#### Required work
From the entries that follow, extract each line holding the string "来自广东".

#### Listed entries
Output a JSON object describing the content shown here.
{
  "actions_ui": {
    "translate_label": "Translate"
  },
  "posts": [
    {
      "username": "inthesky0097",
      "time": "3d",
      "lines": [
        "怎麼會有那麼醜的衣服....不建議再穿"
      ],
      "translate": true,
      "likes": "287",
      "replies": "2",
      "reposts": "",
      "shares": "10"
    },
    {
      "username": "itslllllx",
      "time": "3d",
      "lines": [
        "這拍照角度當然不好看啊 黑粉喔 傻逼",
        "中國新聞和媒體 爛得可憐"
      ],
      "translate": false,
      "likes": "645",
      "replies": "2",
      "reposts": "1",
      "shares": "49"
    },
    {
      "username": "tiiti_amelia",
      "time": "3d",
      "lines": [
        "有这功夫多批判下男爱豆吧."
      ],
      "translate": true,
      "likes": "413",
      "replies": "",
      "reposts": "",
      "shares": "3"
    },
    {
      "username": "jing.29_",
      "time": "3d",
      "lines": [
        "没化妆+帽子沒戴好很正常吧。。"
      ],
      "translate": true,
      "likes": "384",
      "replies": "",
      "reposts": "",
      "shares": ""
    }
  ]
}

...

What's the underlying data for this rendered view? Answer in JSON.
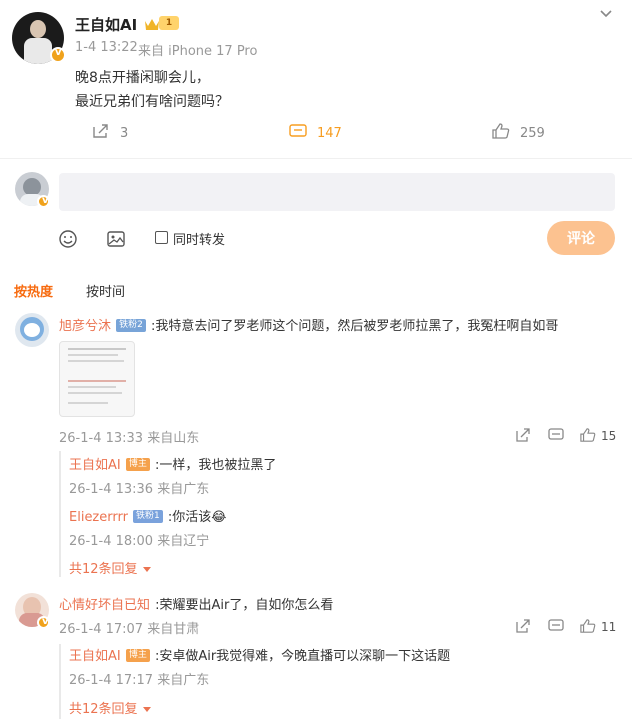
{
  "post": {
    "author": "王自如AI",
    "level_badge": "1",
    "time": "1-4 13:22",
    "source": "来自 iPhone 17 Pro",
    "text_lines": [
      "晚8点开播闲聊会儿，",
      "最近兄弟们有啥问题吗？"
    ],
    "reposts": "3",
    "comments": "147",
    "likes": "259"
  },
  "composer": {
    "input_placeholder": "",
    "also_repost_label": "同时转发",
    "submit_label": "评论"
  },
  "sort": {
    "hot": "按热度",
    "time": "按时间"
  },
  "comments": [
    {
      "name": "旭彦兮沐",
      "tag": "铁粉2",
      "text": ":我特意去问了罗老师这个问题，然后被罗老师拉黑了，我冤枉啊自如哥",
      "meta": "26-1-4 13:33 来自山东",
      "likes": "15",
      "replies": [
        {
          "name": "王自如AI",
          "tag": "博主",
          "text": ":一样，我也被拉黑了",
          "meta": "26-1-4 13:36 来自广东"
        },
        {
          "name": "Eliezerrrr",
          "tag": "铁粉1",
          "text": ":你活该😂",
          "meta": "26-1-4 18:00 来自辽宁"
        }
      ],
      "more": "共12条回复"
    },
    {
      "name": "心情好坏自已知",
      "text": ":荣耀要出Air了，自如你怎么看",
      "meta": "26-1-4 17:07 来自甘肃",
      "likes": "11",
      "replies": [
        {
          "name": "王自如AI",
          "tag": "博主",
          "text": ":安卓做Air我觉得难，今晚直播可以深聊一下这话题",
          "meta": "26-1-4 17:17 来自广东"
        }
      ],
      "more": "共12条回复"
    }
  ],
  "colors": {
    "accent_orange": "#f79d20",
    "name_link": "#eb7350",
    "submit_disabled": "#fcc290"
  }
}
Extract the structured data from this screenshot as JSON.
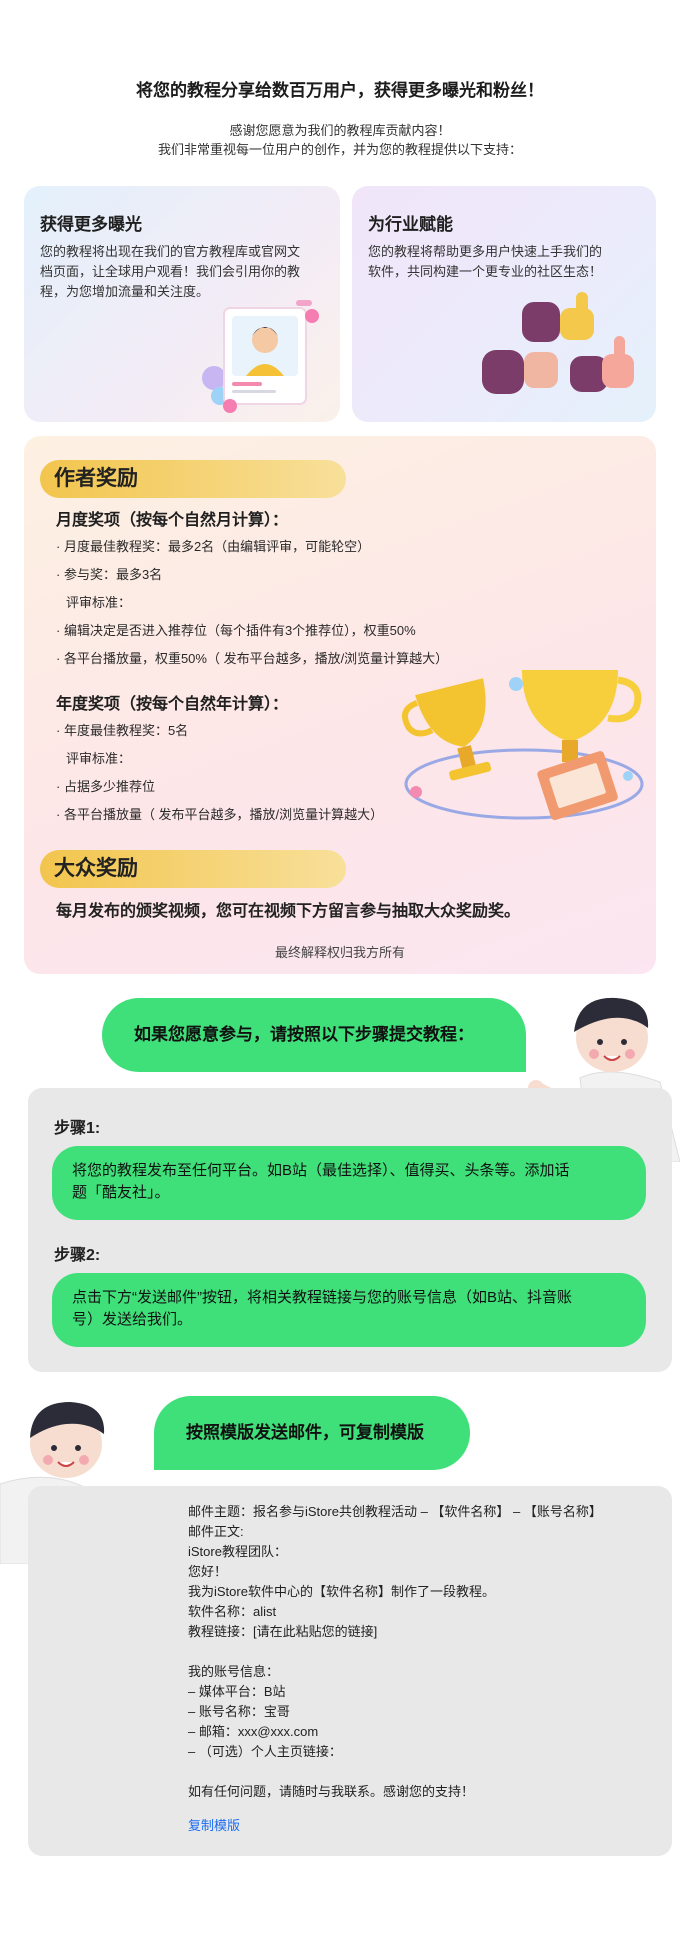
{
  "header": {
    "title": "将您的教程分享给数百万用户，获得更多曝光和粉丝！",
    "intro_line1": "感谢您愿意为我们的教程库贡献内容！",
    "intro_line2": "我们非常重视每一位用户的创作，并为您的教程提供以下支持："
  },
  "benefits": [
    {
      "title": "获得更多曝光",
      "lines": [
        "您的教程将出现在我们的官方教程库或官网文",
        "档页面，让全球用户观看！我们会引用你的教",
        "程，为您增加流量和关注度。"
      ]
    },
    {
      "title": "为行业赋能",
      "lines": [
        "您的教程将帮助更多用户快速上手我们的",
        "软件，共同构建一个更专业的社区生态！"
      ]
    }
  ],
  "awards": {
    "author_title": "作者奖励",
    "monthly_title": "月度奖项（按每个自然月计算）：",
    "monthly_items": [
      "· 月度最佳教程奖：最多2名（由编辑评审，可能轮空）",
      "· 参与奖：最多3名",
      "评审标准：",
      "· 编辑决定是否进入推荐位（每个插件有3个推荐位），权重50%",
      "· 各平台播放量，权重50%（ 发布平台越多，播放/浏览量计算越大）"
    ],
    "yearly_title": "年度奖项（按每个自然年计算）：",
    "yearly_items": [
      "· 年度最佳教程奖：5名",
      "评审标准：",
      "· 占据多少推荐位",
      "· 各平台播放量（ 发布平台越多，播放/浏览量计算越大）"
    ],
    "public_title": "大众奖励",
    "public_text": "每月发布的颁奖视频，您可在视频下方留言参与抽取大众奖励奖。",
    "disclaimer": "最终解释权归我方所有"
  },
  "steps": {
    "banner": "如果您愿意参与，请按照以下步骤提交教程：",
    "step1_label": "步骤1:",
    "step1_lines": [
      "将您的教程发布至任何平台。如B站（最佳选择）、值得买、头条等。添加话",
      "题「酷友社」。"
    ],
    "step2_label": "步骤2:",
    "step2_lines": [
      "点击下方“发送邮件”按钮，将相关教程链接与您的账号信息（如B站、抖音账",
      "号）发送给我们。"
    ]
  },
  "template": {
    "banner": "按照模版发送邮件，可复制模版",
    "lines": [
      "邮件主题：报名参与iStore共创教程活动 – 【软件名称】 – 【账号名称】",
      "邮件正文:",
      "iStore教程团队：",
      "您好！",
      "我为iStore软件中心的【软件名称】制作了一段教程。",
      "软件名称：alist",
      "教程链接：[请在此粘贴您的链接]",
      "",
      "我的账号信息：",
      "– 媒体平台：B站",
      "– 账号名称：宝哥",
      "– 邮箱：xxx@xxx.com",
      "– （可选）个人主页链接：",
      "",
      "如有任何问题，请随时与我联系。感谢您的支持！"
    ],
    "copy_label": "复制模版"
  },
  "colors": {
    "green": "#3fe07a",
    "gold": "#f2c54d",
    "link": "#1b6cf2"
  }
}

#### Answer to this exercise
          "meta": "26-1-4 13:36 来自广东"
          "meta": "26-1-4 17:17 来自广东"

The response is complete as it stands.